Do this: Look for the word "Trace" in the entries below, then copy every line that has it.

Given information:
** Begin **
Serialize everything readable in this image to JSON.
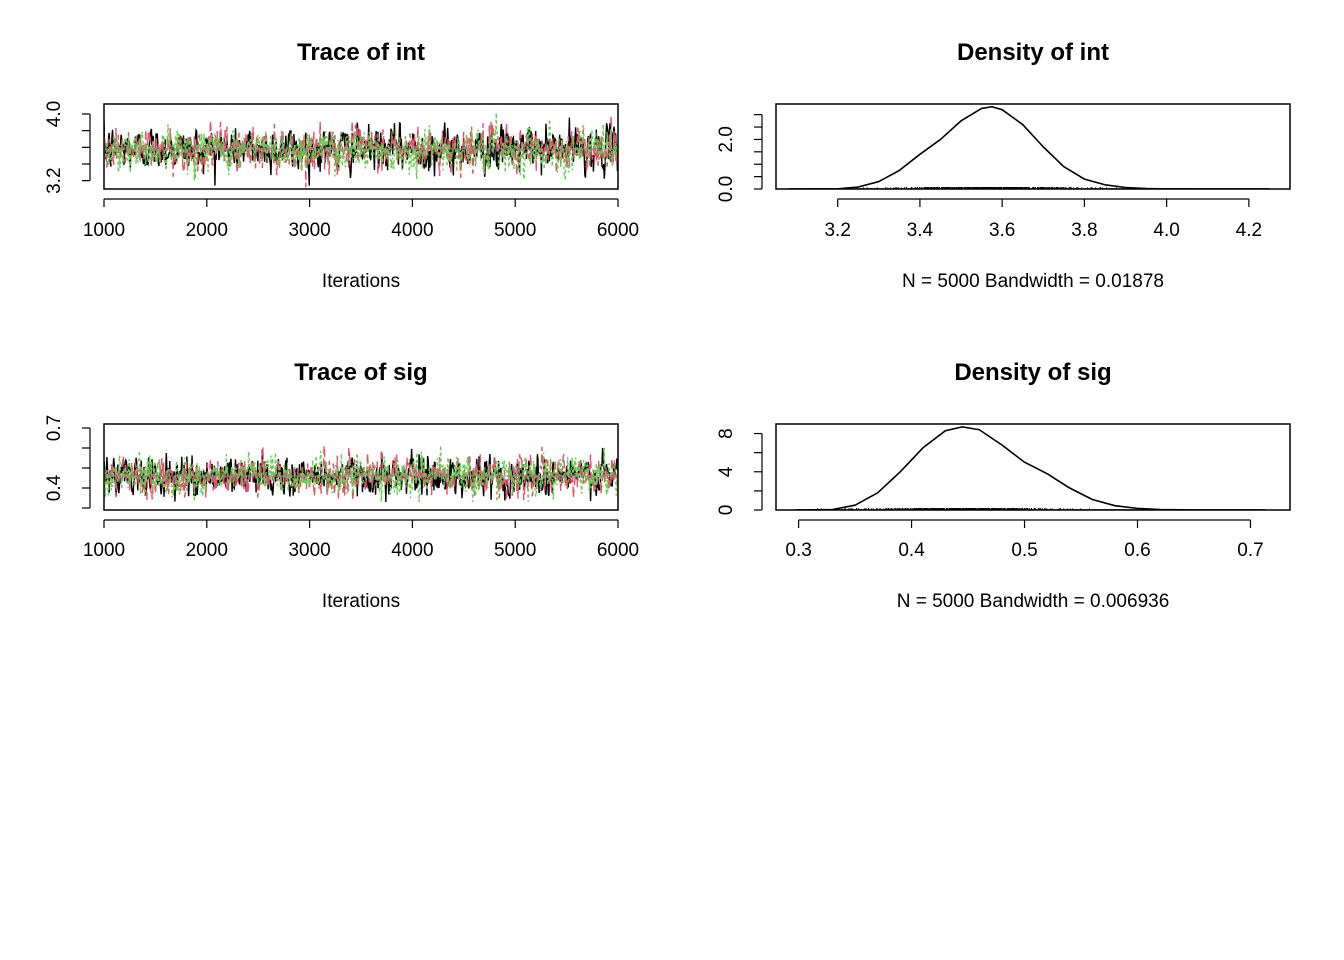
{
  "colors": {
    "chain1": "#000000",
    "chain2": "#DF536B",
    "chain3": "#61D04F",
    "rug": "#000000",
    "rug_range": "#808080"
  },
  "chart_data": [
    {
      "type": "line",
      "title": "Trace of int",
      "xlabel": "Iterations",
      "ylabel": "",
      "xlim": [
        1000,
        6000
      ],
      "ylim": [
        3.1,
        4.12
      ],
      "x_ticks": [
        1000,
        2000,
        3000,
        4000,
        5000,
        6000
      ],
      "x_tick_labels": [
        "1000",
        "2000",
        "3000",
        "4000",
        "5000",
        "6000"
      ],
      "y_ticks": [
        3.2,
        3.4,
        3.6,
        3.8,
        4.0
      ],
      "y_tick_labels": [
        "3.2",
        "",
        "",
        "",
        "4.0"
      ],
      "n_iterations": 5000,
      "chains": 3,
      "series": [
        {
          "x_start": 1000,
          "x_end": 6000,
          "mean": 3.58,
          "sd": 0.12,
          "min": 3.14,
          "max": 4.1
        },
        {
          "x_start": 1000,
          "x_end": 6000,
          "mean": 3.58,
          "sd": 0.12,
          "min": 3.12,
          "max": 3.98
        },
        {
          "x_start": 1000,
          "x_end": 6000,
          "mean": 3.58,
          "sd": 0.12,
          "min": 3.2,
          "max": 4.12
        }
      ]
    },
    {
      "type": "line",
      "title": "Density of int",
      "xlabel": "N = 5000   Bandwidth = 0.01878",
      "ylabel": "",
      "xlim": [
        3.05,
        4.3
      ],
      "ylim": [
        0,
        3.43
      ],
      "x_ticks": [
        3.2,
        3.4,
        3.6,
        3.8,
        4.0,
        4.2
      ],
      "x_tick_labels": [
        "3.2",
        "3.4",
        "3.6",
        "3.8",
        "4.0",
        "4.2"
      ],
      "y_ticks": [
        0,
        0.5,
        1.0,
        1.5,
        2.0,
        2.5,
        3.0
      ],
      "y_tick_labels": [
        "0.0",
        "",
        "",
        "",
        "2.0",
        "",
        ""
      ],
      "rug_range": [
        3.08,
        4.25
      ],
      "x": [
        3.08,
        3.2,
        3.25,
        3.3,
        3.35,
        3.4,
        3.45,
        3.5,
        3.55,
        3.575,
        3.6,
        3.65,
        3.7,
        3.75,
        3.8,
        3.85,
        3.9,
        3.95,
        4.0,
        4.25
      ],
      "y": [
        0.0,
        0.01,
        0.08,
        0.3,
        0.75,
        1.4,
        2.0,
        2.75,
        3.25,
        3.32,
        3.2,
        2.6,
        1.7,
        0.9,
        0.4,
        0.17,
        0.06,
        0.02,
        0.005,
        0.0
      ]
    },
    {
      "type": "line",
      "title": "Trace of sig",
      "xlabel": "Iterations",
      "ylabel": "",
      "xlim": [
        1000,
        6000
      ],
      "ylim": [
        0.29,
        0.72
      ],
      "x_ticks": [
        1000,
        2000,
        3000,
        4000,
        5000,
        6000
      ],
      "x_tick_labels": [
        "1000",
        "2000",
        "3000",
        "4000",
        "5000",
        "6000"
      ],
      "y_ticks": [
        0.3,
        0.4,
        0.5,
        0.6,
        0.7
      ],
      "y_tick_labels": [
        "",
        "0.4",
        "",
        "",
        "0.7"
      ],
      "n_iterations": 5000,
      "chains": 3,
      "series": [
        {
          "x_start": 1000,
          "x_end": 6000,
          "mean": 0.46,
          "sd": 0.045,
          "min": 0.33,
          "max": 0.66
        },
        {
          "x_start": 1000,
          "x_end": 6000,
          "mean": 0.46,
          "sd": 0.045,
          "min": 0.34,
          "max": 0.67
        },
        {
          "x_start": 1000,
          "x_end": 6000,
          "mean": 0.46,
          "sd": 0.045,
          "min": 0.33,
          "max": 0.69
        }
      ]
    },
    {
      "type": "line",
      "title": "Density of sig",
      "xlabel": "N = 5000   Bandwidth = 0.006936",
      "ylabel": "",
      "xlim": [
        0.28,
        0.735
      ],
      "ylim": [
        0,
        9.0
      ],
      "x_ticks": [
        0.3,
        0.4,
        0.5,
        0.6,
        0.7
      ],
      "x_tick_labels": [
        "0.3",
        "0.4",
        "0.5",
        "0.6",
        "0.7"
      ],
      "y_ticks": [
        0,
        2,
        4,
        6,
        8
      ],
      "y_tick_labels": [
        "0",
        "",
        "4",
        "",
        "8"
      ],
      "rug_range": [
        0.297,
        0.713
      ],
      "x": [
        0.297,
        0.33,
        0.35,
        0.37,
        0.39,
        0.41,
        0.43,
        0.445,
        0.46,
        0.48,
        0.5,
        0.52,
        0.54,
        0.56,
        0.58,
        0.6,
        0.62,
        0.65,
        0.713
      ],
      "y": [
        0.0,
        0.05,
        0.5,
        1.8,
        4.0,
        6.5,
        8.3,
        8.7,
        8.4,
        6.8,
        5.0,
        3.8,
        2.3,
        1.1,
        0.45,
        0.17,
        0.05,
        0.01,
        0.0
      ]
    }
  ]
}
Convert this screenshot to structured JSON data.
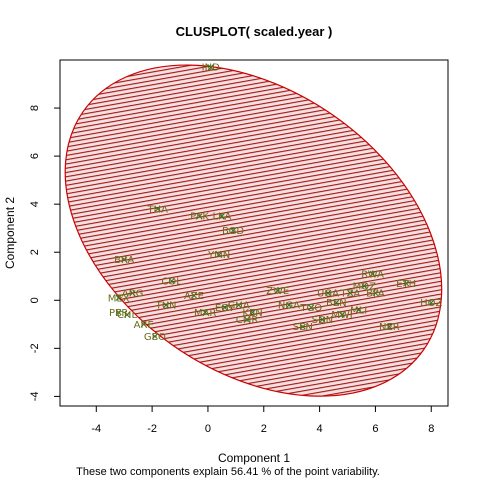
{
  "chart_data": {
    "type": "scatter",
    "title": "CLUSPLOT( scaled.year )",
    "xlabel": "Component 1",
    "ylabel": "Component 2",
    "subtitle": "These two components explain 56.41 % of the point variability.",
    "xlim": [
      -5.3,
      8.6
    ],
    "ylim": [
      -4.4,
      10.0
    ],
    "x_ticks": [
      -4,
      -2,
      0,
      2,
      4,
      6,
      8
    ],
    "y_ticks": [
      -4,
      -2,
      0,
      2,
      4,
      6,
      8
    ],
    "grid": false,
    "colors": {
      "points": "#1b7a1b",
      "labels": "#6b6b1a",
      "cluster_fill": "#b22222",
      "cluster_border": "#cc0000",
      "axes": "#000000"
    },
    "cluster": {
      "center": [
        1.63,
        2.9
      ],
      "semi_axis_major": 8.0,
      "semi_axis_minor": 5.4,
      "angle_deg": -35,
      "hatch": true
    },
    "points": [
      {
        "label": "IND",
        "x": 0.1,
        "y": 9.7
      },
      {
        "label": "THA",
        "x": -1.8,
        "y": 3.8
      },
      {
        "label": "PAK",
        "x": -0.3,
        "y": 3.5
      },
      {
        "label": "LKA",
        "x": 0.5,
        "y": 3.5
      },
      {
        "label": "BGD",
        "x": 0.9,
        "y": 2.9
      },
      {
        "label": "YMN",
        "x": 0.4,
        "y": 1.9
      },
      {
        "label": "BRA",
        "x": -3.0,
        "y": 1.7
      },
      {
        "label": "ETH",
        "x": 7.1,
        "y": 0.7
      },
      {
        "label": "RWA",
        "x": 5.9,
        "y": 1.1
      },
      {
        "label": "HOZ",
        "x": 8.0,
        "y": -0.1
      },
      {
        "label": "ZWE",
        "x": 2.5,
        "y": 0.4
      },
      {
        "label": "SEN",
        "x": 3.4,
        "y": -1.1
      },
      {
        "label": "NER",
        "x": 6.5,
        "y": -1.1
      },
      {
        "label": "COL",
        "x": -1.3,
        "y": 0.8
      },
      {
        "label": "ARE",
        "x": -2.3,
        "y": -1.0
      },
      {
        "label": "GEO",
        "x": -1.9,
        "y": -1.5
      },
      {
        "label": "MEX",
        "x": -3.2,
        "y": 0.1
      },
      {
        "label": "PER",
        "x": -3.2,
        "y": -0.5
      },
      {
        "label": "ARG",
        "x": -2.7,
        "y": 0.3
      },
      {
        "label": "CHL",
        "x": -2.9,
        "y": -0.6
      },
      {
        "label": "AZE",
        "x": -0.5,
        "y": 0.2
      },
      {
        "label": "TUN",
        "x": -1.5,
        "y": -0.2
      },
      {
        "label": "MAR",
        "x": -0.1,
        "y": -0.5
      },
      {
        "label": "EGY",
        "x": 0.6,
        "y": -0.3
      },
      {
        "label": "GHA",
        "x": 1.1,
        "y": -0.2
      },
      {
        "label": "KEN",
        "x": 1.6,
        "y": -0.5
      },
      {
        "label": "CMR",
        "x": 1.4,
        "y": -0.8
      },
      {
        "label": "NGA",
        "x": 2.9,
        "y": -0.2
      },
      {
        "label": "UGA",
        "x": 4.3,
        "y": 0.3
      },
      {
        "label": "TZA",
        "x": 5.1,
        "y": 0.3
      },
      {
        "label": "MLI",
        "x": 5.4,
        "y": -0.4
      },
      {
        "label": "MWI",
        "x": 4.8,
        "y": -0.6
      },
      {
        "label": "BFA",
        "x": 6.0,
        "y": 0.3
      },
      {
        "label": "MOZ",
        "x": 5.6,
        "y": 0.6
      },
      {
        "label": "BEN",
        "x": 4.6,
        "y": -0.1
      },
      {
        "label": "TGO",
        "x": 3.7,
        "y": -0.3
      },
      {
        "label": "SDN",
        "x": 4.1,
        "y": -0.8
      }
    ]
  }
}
** End **
Exercise output:
      "title": "Trace of int",
      "title": "Trace of sig",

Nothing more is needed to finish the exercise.